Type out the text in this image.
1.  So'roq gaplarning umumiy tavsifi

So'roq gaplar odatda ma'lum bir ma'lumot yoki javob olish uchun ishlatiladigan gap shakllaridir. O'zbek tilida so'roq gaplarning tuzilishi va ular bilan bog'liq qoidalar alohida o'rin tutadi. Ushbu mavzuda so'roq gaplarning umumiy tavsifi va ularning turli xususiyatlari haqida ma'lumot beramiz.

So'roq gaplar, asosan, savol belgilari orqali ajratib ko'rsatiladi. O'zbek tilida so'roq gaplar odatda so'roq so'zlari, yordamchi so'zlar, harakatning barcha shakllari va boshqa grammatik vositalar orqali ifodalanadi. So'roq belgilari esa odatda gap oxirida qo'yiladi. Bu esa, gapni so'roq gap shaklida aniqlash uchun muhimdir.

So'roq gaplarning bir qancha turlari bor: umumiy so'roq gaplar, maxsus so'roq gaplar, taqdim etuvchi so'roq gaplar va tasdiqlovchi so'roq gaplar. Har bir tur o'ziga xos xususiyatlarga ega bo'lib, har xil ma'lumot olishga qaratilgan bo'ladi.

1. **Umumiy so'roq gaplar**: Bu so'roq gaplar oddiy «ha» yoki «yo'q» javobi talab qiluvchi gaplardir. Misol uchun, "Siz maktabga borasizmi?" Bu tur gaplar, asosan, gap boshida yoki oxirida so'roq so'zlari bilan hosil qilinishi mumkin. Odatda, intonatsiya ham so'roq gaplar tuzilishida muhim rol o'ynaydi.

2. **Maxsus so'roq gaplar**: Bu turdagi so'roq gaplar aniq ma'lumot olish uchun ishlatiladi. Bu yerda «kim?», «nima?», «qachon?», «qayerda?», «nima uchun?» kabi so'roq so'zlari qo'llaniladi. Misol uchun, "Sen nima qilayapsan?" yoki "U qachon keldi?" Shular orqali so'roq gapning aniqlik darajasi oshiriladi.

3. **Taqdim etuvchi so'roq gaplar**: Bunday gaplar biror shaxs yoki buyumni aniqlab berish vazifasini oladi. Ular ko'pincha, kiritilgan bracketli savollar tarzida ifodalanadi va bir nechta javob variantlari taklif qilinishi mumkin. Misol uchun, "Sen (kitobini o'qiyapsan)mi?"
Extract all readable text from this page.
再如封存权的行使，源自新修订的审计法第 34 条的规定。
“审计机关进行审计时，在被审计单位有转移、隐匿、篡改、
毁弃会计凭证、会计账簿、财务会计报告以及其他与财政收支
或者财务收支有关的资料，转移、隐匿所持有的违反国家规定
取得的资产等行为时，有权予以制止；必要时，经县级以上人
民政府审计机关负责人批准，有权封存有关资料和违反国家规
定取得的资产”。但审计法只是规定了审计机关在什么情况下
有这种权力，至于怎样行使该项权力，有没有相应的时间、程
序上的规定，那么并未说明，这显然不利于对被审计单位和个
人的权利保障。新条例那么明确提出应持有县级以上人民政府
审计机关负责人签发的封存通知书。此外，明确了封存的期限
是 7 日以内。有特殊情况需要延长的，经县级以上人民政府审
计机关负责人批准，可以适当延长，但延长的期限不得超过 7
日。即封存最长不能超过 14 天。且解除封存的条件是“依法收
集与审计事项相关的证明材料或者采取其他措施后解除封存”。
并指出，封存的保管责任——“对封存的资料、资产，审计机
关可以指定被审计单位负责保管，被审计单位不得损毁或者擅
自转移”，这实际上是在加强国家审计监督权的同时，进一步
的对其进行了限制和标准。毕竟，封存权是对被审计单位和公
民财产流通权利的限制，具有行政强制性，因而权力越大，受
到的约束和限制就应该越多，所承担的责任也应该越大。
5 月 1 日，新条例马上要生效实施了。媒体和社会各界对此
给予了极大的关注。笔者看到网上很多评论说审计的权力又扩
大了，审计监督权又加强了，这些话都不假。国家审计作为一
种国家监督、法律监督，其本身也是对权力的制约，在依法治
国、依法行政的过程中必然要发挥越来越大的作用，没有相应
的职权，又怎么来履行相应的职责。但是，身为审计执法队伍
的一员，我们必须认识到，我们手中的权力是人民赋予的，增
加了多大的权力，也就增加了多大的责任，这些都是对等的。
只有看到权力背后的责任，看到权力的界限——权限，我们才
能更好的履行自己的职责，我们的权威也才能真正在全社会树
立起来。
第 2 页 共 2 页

——

**Description of the task**
Repeat the entries above exactly, leaving nothing out.

**Answer for the task**
Type out the text in this image.
1.  So'roq gaplarning umumiy tavsifi

So'roq gaplar odatda ma'lum bir ma'lumot yoki javob olish uchun ishlatiladigan gap shakllaridir. O'zbek tilida so'roq gaplarning tuzilishi va ular bilan bog'liq qoidalar alohida o'rin tutadi. Ushbu mavzuda so'roq gaplarning umumiy tavsifi va ularning turli xususiyatlari haqida ma'lumot beramiz.

So'roq gaplar, asosan, savol belgilari orqali ajratib ko'rsatiladi. O'zbek tilida so'roq gaplar odatda so'roq so'zlari, yordamchi so'zlar, harakatning barcha shakllari va boshqa grammatik vositalar orqali ifodalanadi. So'roq belgilari esa odatda gap oxirida qo'yiladi. Bu esa, gapni so'roq gap shaklida aniqlash uchun muhimdir.

So'roq gaplarning bir qancha turlari bor: umumiy so'roq gaplar, maxsus so'roq gaplar, taqdim etuvchi so'roq gaplar va tasdiqlovchi so'roq gaplar. Har bir tur o'ziga xos xususiyatlarga ega bo'lib, har xil ma'lumot olishga qaratilgan bo'ladi.

1. **Umumiy so'roq gaplar**: Bu so'roq gaplar oddiy «ha» yoki «yo'q» javobi talab qiluvchi gaplardir. Misol uchun, "Siz maktabga borasizmi?" Bu tur gaplar, asosan, gap boshida yoki oxirida so'roq so'zlari bilan hosil qilinishi mumkin. Odatda, intonatsiya ham so'roq gaplar tuzilishida muhim rol o'ynaydi.

2. **Maxsus so'roq gaplar**: Bu turdagi so'roq gaplar aniq ma'lumot olish uchun ishlatiladi. Bu yerda «kim?», «nima?», «qachon?», «qayerda?», «nima uchun?» kabi so'roq so'zlari qo'llaniladi. Misol uchun, "Sen nima qilayapsan?" yoki "U qachon keldi?" Shular orqali so'roq gapning aniqlik darajasi oshiriladi.

3. **Taqdim etuvchi so'roq gaplar**: Bunday gaplar biror shaxs yoki buyumni aniqlab berish vazifasini oladi. Ular ko'pincha, kiritilgan bracketli savollar tarzida ifodalanadi va bir nechta javob variantlari taklif qilinishi mumkin. Misol uchun, "Sen (kitobini o'qiyapsan)mi?"
Extract all readable text from this page.
再如封存权的行使，源自新修订的审计法第 34 条的规定。
“审计机关进行审计时，在被审计单位有转移、隐匿、篡改、
毁弃会计凭证、会计账簿、财务会计报告以及其他与财政收支
或者财务收支有关的资料，转移、隐匿所持有的违反国家规定
取得的资产等行为时，有权予以制止；必要时，经县级以上人
民政府审计机关负责人批准，有权封存有关资料和违反国家规
定取得的资产”。但审计法只是规定了审计机关在什么情况下
有这种权力，至于怎样行使该项权力，有没有相应的时间、程
序上的规定，那么并未说明，这显然不利于对被审计单位和个
人的权利保障。新条例那么明确提出应持有县级以上人民政府
审计机关负责人签发的封存通知书。此外，明确了封存的期限
是 7 日以内。有特殊情况需要延长的，经县级以上人民政府审
计机关负责人批准，可以适当延长，但延长的期限不得超过 7
日。即封存最长不能超过 14 天。且解除封存的条件是“依法收
集与审计事项相关的证明材料或者采取其他措施后解除封存”。
并指出，封存的保管责任——“对封存的资料、资产，审计机
关可以指定被审计单位负责保管，被审计单位不得损毁或者擅
自转移”，这实际上是在加强国家审计监督权的同时，进一步
的对其进行了限制和标准。毕竟，封存权是对被审计单位和公
民财产流通权利的限制，具有行政强制性，因而权力越大，受
到的约束和限制就应该越多，所承担的责任也应该越大。
5 月 1 日，新条例马上要生效实施了。媒体和社会各界对此
给予了极大的关注。笔者看到网上很多评论说审计的权力又扩
大了，审计监督权又加强了，这些话都不假。国家审计作为一
种国家监督、法律监督，其本身也是对权力的制约，在依法治
国、依法行政的过程中必然要发挥越来越大的作用，没有相应
的职权，又怎么来履行相应的职责。但是，身为审计执法队伍
的一员，我们必须认识到，我们手中的权力是人民赋予的，增
加了多大的权力，也就增加了多大的责任，这些都是对等的。
只有看到权力背后的责任，看到权力的界限——权限，我们才
能更好的履行自己的职责，我们的权威也才能真正在全社会树
立起来。
第 2 页 共 2 页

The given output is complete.